===== TASK MATERIAL
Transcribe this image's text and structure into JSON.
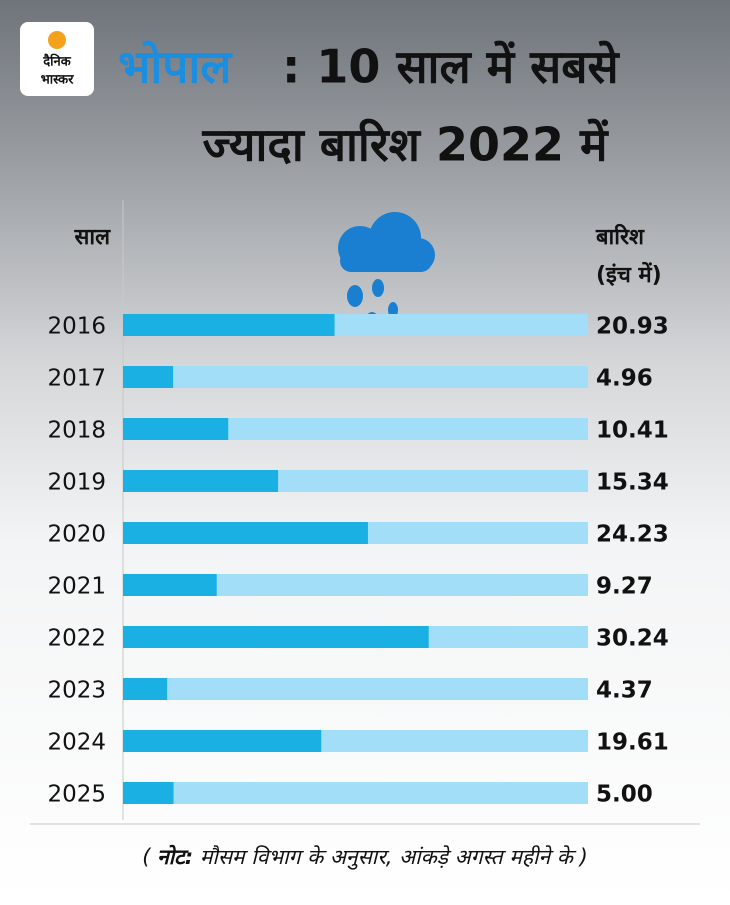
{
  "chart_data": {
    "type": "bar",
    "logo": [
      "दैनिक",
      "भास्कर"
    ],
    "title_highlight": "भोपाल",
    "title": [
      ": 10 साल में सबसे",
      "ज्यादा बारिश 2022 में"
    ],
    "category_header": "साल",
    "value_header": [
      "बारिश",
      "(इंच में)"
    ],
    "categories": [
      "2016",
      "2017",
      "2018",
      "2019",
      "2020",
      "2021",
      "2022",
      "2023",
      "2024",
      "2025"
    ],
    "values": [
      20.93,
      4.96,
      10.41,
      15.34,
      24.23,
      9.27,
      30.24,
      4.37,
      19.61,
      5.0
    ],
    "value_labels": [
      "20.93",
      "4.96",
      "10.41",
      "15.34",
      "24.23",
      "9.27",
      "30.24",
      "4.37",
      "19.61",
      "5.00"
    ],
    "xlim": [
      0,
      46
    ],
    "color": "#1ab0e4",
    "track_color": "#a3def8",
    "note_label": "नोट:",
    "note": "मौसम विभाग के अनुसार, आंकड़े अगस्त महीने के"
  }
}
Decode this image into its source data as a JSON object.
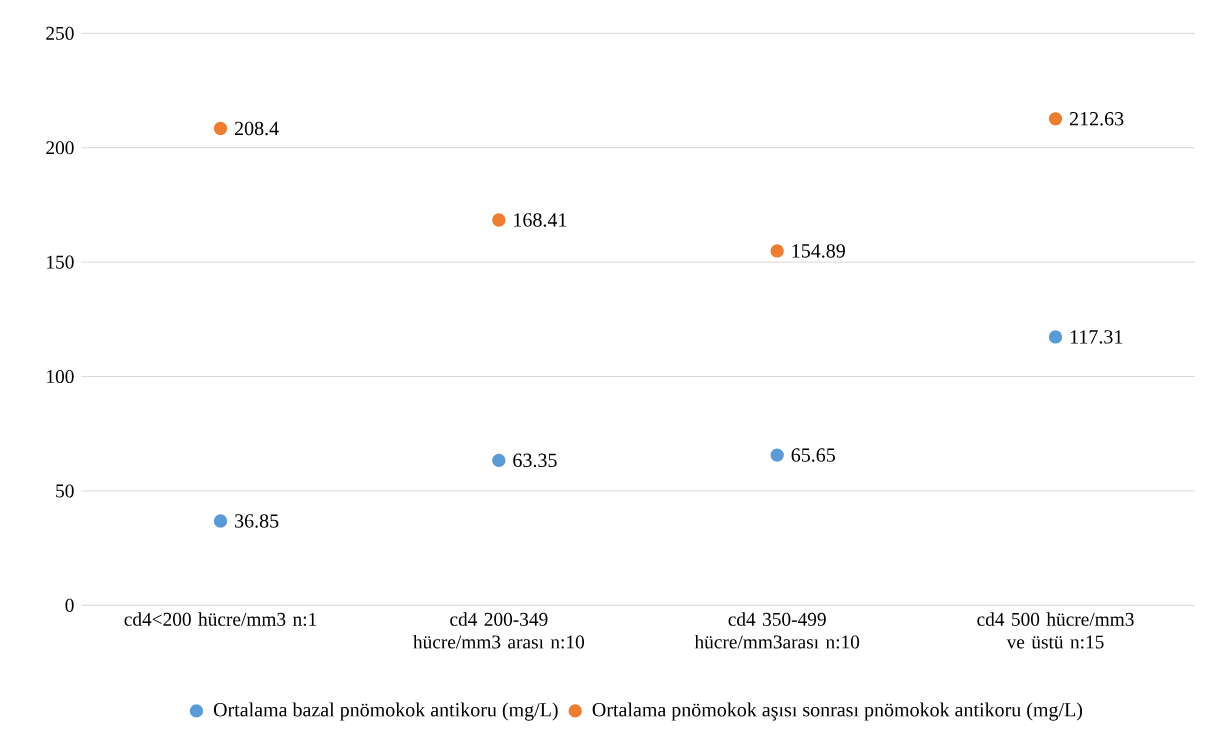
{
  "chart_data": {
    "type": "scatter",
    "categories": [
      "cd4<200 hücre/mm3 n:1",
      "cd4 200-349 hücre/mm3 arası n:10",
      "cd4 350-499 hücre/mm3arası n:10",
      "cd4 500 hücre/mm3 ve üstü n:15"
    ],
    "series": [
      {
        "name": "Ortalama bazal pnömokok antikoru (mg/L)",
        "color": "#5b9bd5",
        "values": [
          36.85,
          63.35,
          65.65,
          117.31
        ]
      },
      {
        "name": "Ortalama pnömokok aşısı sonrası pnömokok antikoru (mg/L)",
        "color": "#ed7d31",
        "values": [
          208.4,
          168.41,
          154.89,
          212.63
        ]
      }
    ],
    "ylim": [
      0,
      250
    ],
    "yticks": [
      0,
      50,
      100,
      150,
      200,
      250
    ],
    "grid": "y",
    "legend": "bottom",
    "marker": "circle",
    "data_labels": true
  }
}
==========
(JOB)
Print every entry exactly as written, without the pictures.

(SOLUTION)
Transcribe this image's text and structure into JSON.
{
  "chart_data": {
    "type": "bar",
    "logo": [
      "दैनिक",
      "भास्कर"
    ],
    "title_highlight": "भोपाल",
    "title": [
      ": 10 साल में सबसे",
      "ज्यादा बारिश 2022 में"
    ],
    "category_header": "साल",
    "value_header": [
      "बारिश",
      "(इंच में)"
    ],
    "categories": [
      "2016",
      "2017",
      "2018",
      "2019",
      "2020",
      "2021",
      "2022",
      "2023",
      "2024",
      "2025"
    ],
    "values": [
      20.93,
      4.96,
      10.41,
      15.34,
      24.23,
      9.27,
      30.24,
      4.37,
      19.61,
      5.0
    ],
    "value_labels": [
      "20.93",
      "4.96",
      "10.41",
      "15.34",
      "24.23",
      "9.27",
      "30.24",
      "4.37",
      "19.61",
      "5.00"
    ],
    "xlim": [
      0,
      46
    ],
    "color": "#1ab0e4",
    "track_color": "#a3def8",
    "note_label": "नोट:",
    "note": "मौसम विभाग के अनुसार, आंकड़े अगस्त महीने के"
  }
}
Decode this image into its source data as a JSON object.
{
  "chart_data": {
    "type": "scatter",
    "categories": [
      "cd4<200 hücre/mm3 n:1",
      "cd4 200-349 hücre/mm3 arası n:10",
      "cd4 350-499 hücre/mm3arası n:10",
      "cd4 500 hücre/mm3 ve üstü n:15"
    ],
    "series": [
      {
        "name": "Ortalama bazal pnömokok antikoru (mg/L)",
        "color": "#5b9bd5",
        "values": [
          36.85,
          63.35,
          65.65,
          117.31
        ]
      },
      {
        "name": "Ortalama pnömokok aşısı sonrası pnömokok antikoru (mg/L)",
        "color": "#ed7d31",
        "values": [
          208.4,
          168.41,
          154.89,
          212.63
        ]
      }
    ],
    "ylim": [
      0,
      250
    ],
    "yticks": [
      0,
      50,
      100,
      150,
      200,
      250
    ],
    "grid": "y",
    "legend": "bottom",
    "marker": "circle",
    "data_labels": true
  }
}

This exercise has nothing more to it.